*THE EXERCISE*:
Which lines hold the word "Output"? Copy each of them from the material.
____
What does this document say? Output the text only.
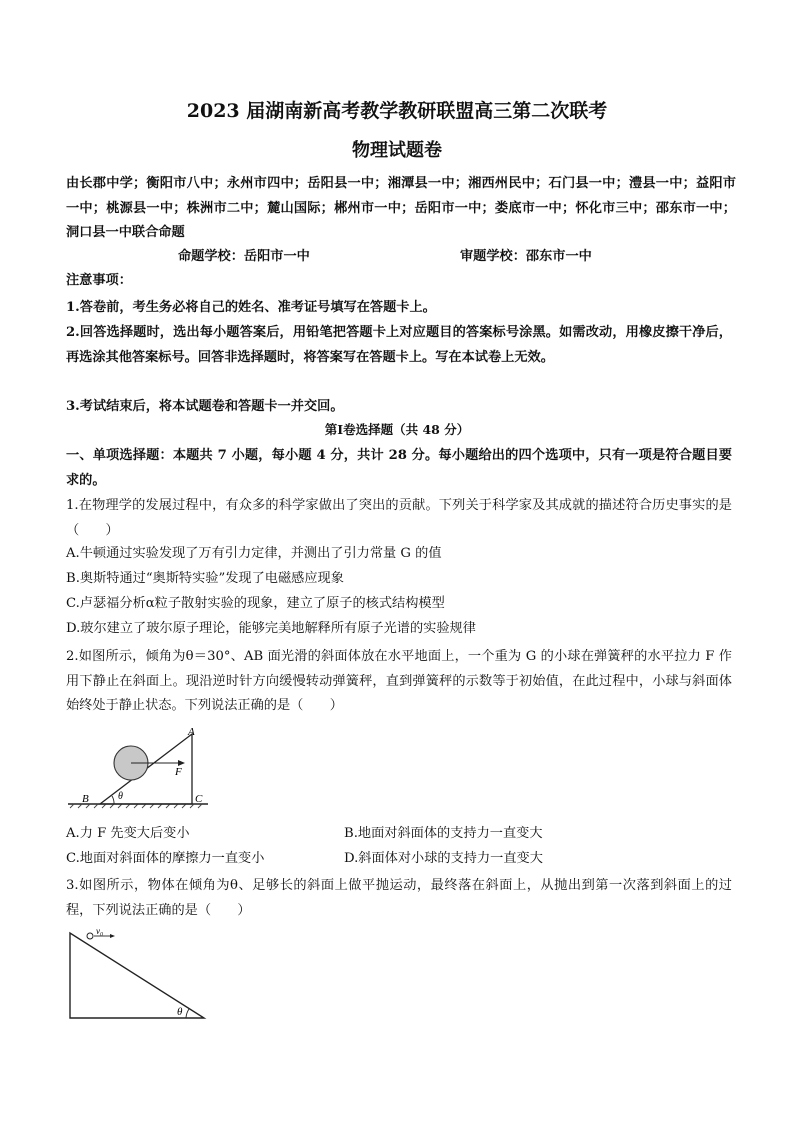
2023 届湖南新高考教学教研联盟高三第二次联考
物理试题卷
由长郡中学；衡阳市八中；永州市四中；岳阳县一中；湘潭县一中；湘西州民中；石门县一中；澧县一中；益阳市一中；桃源县一中；株洲市二中；麓山国际；郴州市一中；岳阳市一中；娄底市一中；怀化市三中；邵东市一中；洞口县一中联合命题
命题学校：岳阳市一中	审题学校：邵东市一中
注意事项：
1.答卷前，考生务必将自己的姓名、准考证号填写在答题卡上。
2.回答选择题时，选出每小题答案后，用铅笔把答题卡上对应题目的答案标号涂黑。如需改动，用橡皮擦干净后，再选涂其他答案标号。回答非选择题时，将答案写在答题卡上。写在本试卷上无效。
3.考试结束后，将本试题卷和答题卡一并交回。
第Ⅰ卷选择题（共 48 分）
一、单项选择题：本题共 7 小题，每小题 4 分，共计 28 分。每小题给出的四个选项中，只有一项是符合题目要求的。
1.在物理学的发展过程中，有众多的科学家做出了突出的贡献。下列关于科学家及其成就的描述符合历史事实的是（　　）
A.牛顿通过实验发现了万有引力定律，并测出了引力常量 G 的值
B.奥斯特通过“奥斯特实验”发现了电磁感应现象
C.卢瑟福分析α粒子散射实验的现象，建立了原子的核式结构模型
D.玻尔建立了玻尔原子理论，能够完美地解释所有原子光谱的实验规律
2.如图所示，倾角为θ＝30°、AB 面光滑的斜面体放在水平地面上，一个重为 G 的小球在弹簧秤的水平拉力 F 作用下静止在斜面上。现沿逆时针方向缓慢转动弹簧秤，直到弹簧秤的示数等于初始值，在此过程中，小球与斜面体始终处于静止状态。下列说法正确的是（　　）
A
B	C
F
θ
A.力 F 先变大后变小	B.地面对斜面体的支持力一直变大
C.地面对斜面体的摩擦力一直变小	D.斜面体对小球的支持力一直变大
3.如图所示，物体在倾角为θ、足够长的斜面上做平抛运动，最终落在斜面上，从抛出到第一次落到斜面上的过程，下列说法正确的是（　　）
v₀
θ
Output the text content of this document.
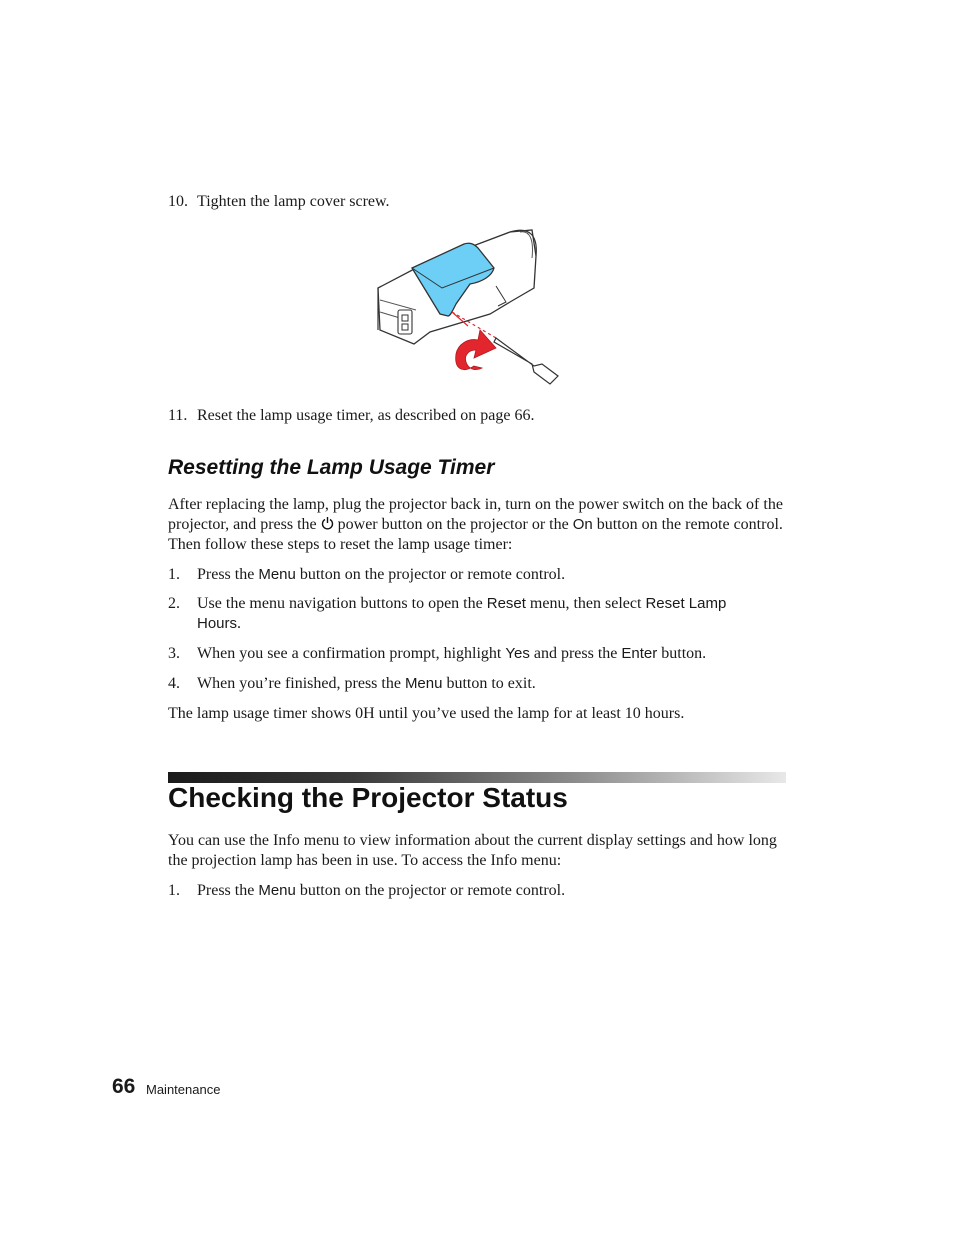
10. Tighten the lamp cover screw.
11. Reset the lamp usage timer, as described on page 66.
Resetting the Lamp Usage Timer
After replacing the lamp, plug the projector back in, turn on the power switch on the back of the projector, and press the  power button on the projector or the On button on the remote control. Then follow these steps to reset the lamp usage timer:
1. Press the Menu button on the projector or remote control.
2. Use the menu navigation buttons to open the Reset menu, then select Reset Lamp
Hours.
3. When you see a confirmation prompt, highlight Yes and press the Enter button.
4. When you’re finished, press the Menu button to exit.
The lamp usage timer shows 0H until you’ve used the lamp for at least 10 hours.
Checking the Projector Status
You can use the Info menu to view information about the current display settings and how long the projection lamp has been in use. To access the Info menu:
1. Press the Menu button on the projector or remote control.
66 Maintenance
____
*SOLUTION TO THE PROBLEM*:
What does this document say? Output the text only.
Output the text content of this document.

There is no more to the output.